→ **The data**:

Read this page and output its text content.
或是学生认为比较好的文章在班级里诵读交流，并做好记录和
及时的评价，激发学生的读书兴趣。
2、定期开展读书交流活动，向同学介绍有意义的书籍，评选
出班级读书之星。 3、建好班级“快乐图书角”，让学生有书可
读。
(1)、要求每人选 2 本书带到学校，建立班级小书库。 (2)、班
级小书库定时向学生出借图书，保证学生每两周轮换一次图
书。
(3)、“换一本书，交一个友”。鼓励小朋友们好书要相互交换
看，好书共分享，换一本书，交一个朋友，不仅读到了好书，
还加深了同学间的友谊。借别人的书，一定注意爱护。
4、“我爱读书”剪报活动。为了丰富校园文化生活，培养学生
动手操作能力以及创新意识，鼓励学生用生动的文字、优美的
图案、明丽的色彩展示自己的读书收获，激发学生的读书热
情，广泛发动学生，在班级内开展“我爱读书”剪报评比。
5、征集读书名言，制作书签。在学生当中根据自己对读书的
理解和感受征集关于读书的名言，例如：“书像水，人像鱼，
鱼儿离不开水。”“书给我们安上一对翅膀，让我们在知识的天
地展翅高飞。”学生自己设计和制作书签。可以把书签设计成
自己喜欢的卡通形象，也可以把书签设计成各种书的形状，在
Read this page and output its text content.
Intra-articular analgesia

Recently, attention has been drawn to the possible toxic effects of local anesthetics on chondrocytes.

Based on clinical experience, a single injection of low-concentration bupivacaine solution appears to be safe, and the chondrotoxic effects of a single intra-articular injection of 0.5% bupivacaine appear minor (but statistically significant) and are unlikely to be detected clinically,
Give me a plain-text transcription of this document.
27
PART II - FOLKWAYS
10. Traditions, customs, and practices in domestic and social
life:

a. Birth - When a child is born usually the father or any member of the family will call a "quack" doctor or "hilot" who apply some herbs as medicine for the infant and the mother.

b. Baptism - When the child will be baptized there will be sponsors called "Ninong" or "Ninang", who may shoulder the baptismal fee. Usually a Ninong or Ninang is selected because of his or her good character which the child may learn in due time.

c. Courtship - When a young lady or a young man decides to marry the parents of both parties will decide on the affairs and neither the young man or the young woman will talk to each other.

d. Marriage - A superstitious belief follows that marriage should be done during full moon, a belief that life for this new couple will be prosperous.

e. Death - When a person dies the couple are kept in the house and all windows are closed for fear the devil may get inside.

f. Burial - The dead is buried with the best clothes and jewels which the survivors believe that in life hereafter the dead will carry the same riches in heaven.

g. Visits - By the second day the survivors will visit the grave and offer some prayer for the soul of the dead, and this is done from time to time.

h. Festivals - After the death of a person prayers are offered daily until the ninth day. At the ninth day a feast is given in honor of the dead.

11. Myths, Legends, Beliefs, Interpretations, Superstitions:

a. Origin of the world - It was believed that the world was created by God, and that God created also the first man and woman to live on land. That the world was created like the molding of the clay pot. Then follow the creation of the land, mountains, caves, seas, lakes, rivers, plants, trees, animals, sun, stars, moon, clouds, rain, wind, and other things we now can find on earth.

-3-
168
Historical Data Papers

→ **Brief**: Above are some records. Print them all exactly.

→ **Correct response**:
Read this page and output its text content.
或是学生认为比较好的文章在班级里诵读交流，并做好记录和
及时的评价，激发学生的读书兴趣。
2、定期开展读书交流活动，向同学介绍有意义的书籍，评选
出班级读书之星。 3、建好班级“快乐图书角”，让学生有书可
读。
(1)、要求每人选 2 本书带到学校，建立班级小书库。 (2)、班
级小书库定时向学生出借图书，保证学生每两周轮换一次图
书。
(3)、“换一本书，交一个友”。鼓励小朋友们好书要相互交换
看，好书共分享，换一本书，交一个朋友，不仅读到了好书，
还加深了同学间的友谊。借别人的书，一定注意爱护。
4、“我爱读书”剪报活动。为了丰富校园文化生活，培养学生
动手操作能力以及创新意识，鼓励学生用生动的文字、优美的
图案、明丽的色彩展示自己的读书收获，激发学生的读书热
情，广泛发动学生，在班级内开展“我爱读书”剪报评比。
5、征集读书名言，制作书签。在学生当中根据自己对读书的
理解和感受征集关于读书的名言，例如：“书像水，人像鱼，
鱼儿离不开水。”“书给我们安上一对翅膀，让我们在知识的天
地展翅高飞。”学生自己设计和制作书签。可以把书签设计成
自己喜欢的卡通形象，也可以把书签设计成各种书的形状，在
Read this page and output its text content.
Intra-articular analgesia

Recently, attention has been drawn to the possible toxic effects of local anesthetics on chondrocytes.

Based on clinical experience, a single injection of low-concentration bupivacaine solution appears to be safe, and the chondrotoxic effects of a single intra-articular injection of 0.5% bupivacaine appear minor (but statistically significant) and are unlikely to be detected clinically,
Give me a plain-text transcription of this document.
27
PART II - FOLKWAYS
10. Traditions, customs, and practices in domestic and social
life:

a. Birth - When a child is born usually the father or any member of the family will call a "quack" doctor or "hilot" who apply some herbs as medicine for the infant and the mother.

b. Baptism - When the child will be baptized there will be sponsors called "Ninong" or "Ninang", who may shoulder the baptismal fee. Usually a Ninong or Ninang is selected because of his or her good character which the child may learn in due time.

c. Courtship - When a young lady or a young man decides to marry the parents of both parties will decide on the affairs and neither the young man or the young woman will talk to each other.

d. Marriage - A superstitious belief follows that marriage should be done during full moon, a belief that life for this new couple will be prosperous.

e. Death - When a person dies the couple are kept in the house and all windows are closed for fear the devil may get inside.

f. Burial - The dead is buried with the best clothes and jewels which the survivors believe that in life hereafter the dead will carry the same riches in heaven.

g. Visits - By the second day the survivors will visit the grave and offer some prayer for the soul of the dead, and this is done from time to time.

h. Festivals - After the death of a person prayers are offered daily until the ninth day. At the ninth day a feast is given in honor of the dead.

11. Myths, Legends, Beliefs, Interpretations, Superstitions:

a. Origin of the world - It was believed that the world was created by God, and that God created also the first man and woman to live on land. That the world was created like the molding of the clay pot. Then follow the creation of the land, mountains, caves, seas, lakes, rivers, plants, trees, animals, sun, stars, moon, clouds, rain, wind, and other things we now can find on earth.

-3-
168
Historical Data Papers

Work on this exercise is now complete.